▶ [SET EXERCISE]: Work out the number of lines with the word "range" in the material below, then reply with that number only.

▶ [INPUT RECORDS]:
* * *
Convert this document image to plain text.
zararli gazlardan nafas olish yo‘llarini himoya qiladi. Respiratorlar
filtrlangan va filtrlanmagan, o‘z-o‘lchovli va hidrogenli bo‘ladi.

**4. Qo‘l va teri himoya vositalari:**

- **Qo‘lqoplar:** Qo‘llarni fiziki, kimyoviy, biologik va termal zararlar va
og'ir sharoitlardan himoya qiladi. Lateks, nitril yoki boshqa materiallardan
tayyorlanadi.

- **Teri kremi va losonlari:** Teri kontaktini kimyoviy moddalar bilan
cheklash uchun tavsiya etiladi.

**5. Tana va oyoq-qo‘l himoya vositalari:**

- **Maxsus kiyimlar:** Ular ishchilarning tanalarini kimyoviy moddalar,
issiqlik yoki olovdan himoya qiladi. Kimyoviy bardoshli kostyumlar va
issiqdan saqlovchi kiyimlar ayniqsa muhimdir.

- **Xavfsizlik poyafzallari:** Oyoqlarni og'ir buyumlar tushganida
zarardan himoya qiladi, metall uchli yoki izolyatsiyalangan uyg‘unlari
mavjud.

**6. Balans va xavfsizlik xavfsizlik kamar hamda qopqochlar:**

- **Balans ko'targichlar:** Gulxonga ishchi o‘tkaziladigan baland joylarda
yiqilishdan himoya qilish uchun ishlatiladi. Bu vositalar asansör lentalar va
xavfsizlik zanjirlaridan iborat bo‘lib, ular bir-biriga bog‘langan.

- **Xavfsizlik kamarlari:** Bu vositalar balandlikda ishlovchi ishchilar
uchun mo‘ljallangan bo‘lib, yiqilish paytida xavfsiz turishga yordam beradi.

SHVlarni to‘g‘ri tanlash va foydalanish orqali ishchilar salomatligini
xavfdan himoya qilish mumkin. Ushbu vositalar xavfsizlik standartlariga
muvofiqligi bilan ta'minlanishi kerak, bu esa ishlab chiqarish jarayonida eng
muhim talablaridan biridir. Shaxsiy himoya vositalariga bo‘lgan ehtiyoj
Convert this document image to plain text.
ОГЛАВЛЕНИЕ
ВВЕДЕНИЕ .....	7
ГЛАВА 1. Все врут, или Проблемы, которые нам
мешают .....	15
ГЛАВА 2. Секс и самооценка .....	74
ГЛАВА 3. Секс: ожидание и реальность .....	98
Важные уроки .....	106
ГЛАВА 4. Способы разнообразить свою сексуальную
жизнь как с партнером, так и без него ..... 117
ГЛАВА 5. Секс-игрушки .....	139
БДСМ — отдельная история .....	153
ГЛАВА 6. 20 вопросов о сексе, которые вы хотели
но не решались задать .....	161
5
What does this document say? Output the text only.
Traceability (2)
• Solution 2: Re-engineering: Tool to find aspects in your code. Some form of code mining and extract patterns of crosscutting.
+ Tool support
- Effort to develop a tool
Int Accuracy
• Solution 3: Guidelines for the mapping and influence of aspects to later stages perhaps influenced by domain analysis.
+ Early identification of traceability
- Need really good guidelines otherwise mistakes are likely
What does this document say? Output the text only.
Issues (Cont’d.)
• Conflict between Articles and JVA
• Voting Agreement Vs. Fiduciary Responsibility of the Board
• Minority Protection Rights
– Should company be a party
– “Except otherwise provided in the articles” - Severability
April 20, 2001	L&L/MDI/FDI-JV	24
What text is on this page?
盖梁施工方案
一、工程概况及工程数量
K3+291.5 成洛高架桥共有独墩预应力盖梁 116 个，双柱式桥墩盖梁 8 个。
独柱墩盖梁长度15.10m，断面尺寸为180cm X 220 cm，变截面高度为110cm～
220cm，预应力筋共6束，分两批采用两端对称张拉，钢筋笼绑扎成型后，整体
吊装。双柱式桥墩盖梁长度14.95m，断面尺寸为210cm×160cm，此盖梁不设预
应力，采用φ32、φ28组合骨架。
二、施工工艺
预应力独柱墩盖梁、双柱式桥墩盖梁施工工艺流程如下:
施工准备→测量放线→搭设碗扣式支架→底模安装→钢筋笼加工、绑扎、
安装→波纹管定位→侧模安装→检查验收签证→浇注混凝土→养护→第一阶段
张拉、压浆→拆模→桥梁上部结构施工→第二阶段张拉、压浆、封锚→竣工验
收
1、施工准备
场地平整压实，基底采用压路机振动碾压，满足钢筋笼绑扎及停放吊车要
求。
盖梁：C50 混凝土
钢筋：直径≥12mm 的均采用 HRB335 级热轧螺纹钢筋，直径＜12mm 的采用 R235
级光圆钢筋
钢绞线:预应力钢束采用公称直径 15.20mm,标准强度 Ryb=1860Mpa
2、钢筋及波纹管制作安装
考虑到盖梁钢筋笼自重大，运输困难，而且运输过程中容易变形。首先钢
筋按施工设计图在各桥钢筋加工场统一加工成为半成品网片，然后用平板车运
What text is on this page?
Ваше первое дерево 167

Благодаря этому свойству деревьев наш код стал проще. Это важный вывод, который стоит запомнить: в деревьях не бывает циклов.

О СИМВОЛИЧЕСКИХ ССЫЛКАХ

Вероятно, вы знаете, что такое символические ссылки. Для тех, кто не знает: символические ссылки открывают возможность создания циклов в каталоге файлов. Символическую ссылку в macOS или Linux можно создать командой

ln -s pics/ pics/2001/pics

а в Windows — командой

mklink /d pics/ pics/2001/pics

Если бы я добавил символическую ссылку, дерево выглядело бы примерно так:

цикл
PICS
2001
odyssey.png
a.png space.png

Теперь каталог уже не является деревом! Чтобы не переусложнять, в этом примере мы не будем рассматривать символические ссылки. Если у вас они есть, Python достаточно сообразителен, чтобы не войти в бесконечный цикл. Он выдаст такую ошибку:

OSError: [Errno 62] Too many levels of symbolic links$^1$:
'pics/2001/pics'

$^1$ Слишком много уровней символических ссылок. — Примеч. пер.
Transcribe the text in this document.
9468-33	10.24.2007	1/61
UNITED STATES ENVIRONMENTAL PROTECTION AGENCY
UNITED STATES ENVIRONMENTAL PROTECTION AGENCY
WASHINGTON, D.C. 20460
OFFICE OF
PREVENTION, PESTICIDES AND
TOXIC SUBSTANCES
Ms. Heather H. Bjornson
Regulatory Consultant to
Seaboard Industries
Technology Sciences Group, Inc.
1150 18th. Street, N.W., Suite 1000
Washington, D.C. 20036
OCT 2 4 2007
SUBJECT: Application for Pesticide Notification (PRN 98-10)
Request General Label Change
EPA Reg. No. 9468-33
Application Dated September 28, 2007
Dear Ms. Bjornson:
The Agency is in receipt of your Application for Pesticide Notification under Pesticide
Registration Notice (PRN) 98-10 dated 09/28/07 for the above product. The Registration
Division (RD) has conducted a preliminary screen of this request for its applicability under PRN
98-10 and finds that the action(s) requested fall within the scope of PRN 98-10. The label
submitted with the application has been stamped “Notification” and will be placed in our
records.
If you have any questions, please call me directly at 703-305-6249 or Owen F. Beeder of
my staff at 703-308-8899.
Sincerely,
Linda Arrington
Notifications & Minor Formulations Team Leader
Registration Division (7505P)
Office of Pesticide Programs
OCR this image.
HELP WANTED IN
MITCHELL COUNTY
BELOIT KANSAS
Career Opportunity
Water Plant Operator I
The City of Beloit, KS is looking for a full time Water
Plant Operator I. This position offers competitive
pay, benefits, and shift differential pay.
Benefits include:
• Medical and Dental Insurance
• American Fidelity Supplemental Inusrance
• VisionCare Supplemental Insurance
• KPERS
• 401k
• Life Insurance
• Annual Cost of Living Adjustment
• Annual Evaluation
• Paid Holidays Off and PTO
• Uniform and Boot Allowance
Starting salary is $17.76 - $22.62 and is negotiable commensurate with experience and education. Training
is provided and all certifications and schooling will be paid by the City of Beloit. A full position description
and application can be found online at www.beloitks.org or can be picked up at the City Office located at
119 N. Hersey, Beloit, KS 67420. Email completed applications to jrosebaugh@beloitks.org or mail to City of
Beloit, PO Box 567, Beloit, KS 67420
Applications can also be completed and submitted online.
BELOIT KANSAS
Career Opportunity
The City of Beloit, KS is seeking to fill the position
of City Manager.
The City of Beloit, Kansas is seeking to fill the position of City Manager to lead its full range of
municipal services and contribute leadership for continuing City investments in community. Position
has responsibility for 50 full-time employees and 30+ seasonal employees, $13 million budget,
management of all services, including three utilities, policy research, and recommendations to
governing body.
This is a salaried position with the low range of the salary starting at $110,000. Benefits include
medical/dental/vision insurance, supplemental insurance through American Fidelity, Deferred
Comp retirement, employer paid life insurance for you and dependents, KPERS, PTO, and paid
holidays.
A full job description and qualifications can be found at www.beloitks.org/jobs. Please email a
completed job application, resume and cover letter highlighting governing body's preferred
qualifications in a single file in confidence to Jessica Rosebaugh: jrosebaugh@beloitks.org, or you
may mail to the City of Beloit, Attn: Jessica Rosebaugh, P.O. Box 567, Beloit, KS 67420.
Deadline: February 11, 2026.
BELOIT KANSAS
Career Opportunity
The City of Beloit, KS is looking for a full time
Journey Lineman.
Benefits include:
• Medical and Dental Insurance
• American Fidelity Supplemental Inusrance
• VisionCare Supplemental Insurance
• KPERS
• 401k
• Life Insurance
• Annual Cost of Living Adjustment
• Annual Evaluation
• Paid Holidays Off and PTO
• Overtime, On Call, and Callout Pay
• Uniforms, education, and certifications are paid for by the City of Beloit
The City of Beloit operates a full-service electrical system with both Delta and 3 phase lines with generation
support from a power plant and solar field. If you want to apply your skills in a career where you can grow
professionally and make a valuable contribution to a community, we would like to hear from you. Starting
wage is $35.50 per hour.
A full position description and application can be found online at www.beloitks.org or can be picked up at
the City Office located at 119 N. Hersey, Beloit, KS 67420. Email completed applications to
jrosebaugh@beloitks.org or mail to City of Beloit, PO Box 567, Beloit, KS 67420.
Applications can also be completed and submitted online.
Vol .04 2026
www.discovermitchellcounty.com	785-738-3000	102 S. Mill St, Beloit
* * *
▶ [CORRECT RESPONSE]: 2